## Task brief
Restate the whole listing word for word. Pictures are left out.

## Supplied entries
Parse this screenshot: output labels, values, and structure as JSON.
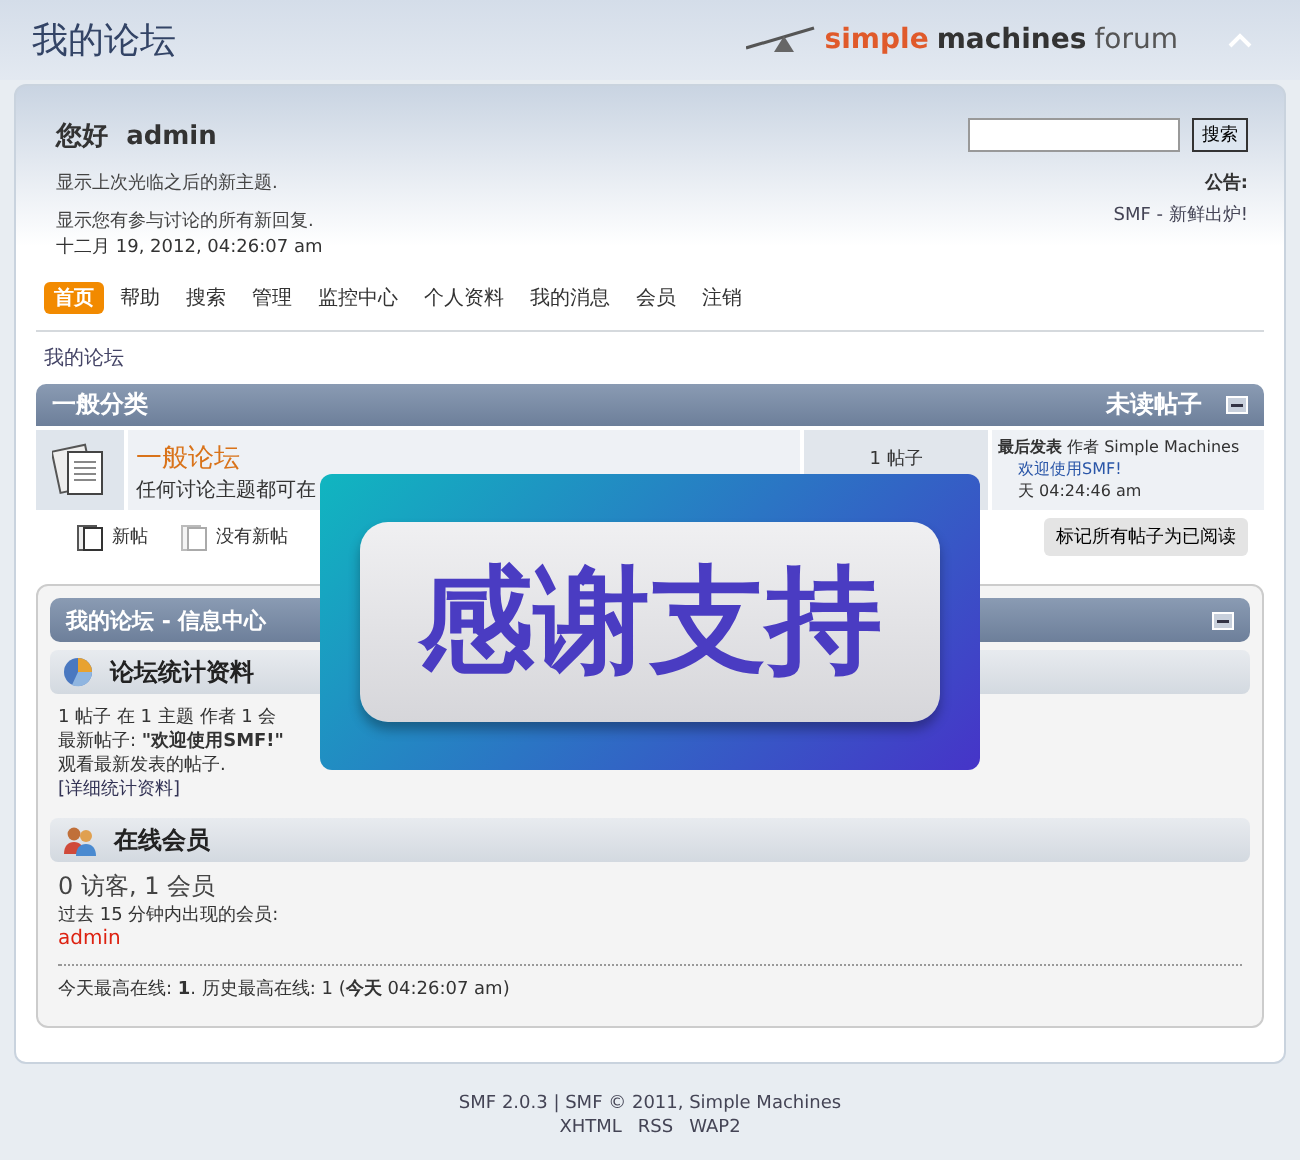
{
  "header": {
    "title": "我的论坛",
    "logo": [
      {
        "text": "simple",
        "kind": "accent"
      },
      {
        "text": "machines",
        "kind": "strong"
      },
      {
        "text": "forum",
        "kind": "plain"
      }
    ]
  },
  "user": {
    "greeting": "您好",
    "name": "admin",
    "links": [
      "显示上次光临之后的新主题.",
      "显示您有参与讨论的所有新回复."
    ],
    "date": "十二月 19, 2012, 04:26:07 am"
  },
  "search": {
    "button": "搜索"
  },
  "news": {
    "label": "公告:",
    "text": "SMF - 新鲜出炉!"
  },
  "nav": [
    {
      "label": "首页",
      "selected": true
    },
    {
      "label": "帮助",
      "selected": false
    },
    {
      "label": "搜索",
      "selected": false
    },
    {
      "label": "管理",
      "selected": false
    },
    {
      "label": "监控中心",
      "selected": false
    },
    {
      "label": "个人资料",
      "selected": false
    },
    {
      "label": "我的消息",
      "selected": false
    },
    {
      "label": "会员",
      "selected": false
    },
    {
      "label": "注销",
      "selected": false
    }
  ],
  "breadcrumb": "我的论坛",
  "category": {
    "title": "一般分类",
    "unread": "未读帖子",
    "boards": [
      {
        "name": "一般论坛",
        "description": "任何讨论主题都可在",
        "posts": "1 帖子",
        "last_post": {
          "label": "最后发表",
          "by": "作者 Simple Machines",
          "topic": "欢迎使用SMF!",
          "time": "天 04:24:46 am"
        }
      }
    ]
  },
  "legend": [
    {
      "label": "新帖",
      "kind": "new"
    },
    {
      "label": "没有新帖",
      "kind": "old"
    }
  ],
  "mark_read": "标记所有帖子为已阅读",
  "info_center": {
    "title": "我的论坛 - 信息中心",
    "sections": [
      {
        "kind": "stats",
        "title": "论坛统计资料",
        "lines": [
          "1 帖子 在 1 主题 作者 1 会",
          "最新帖子: **\"欢迎使用SMF!\"**",
          "观看最新发表的帖子."
        ],
        "link": "[详细统计资料]"
      },
      {
        "kind": "online",
        "title": "在线会员",
        "count": "0 访客, 1 会员",
        "recent_label": "过去 15 分钟内出现的会员:",
        "members": [
          "admin"
        ],
        "record": "今天最高在线: **1**. 历史最高在线: 1 (**今天** 04:26:07 am)"
      }
    ]
  },
  "overlay": {
    "text": "感谢支持"
  },
  "footer": {
    "line": "SMF 2.0.3 | SMF © 2011, Simple Machines",
    "links": [
      "XHTML",
      "RSS",
      "WAP2"
    ]
  }
}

## Response
Parse this screenshot: output labels, values, and structure as JSON.
{
  "header": {
    "title": "我的论坛",
    "logo": [
      {
        "text": "simple",
        "kind": "accent"
      },
      {
        "text": "machines",
        "kind": "strong"
      },
      {
        "text": "forum",
        "kind": "plain"
      }
    ]
  },
  "user": {
    "greeting": "您好",
    "name": "admin",
    "links": [
      "显示上次光临之后的新主题.",
      "显示您有参与讨论的所有新回复."
    ],
    "date": "十二月 19, 2012, 04:26:07 am"
  },
  "search": {
    "button": "搜索"
  },
  "news": {
    "label": "公告:",
    "text": "SMF - 新鲜出炉!"
  },
  "nav": [
    {
      "label": "首页",
      "selected": true
    },
    {
      "label": "帮助",
      "selected": false
    },
    {
      "label": "搜索",
      "selected": false
    },
    {
      "label": "管理",
      "selected": false
    },
    {
      "label": "监控中心",
      "selected": false
    },
    {
      "label": "个人资料",
      "selected": false
    },
    {
      "label": "我的消息",
      "selected": false
    },
    {
      "label": "会员",
      "selected": false
    },
    {
      "label": "注销",
      "selected": false
    }
  ],
  "breadcrumb": "我的论坛",
  "category": {
    "title": "一般分类",
    "unread": "未读帖子",
    "boards": [
      {
        "name": "一般论坛",
        "description": "任何讨论主题都可在",
        "posts": "1 帖子",
        "last_post": {
          "label": "最后发表",
          "by": "作者 Simple Machines",
          "topic": "欢迎使用SMF!",
          "time": "天 04:24:46 am"
        }
      }
    ]
  },
  "legend": [
    {
      "label": "新帖",
      "kind": "new"
    },
    {
      "label": "没有新帖",
      "kind": "old"
    }
  ],
  "mark_read": "标记所有帖子为已阅读",
  "info_center": {
    "title": "我的论坛 - 信息中心",
    "sections": [
      {
        "kind": "stats",
        "title": "论坛统计资料",
        "lines": [
          "1 帖子 在 1 主题 作者 1 会",
          "最新帖子: **\"欢迎使用SMF!\"**",
          "观看最新发表的帖子."
        ],
        "link": "[详细统计资料]"
      },
      {
        "kind": "online",
        "title": "在线会员",
        "count": "0 访客, 1 会员",
        "recent_label": "过去 15 分钟内出现的会员:",
        "members": [
          "admin"
        ],
        "record": "今天最高在线: **1**. 历史最高在线: 1 (**今天** 04:26:07 am)"
      }
    ]
  },
  "overlay": {
    "text": "感谢支持"
  },
  "footer": {
    "line": "SMF 2.0.3 | SMF © 2011, Simple Machines",
    "links": [
      "XHTML",
      "RSS",
      "WAP2"
    ]
  }
}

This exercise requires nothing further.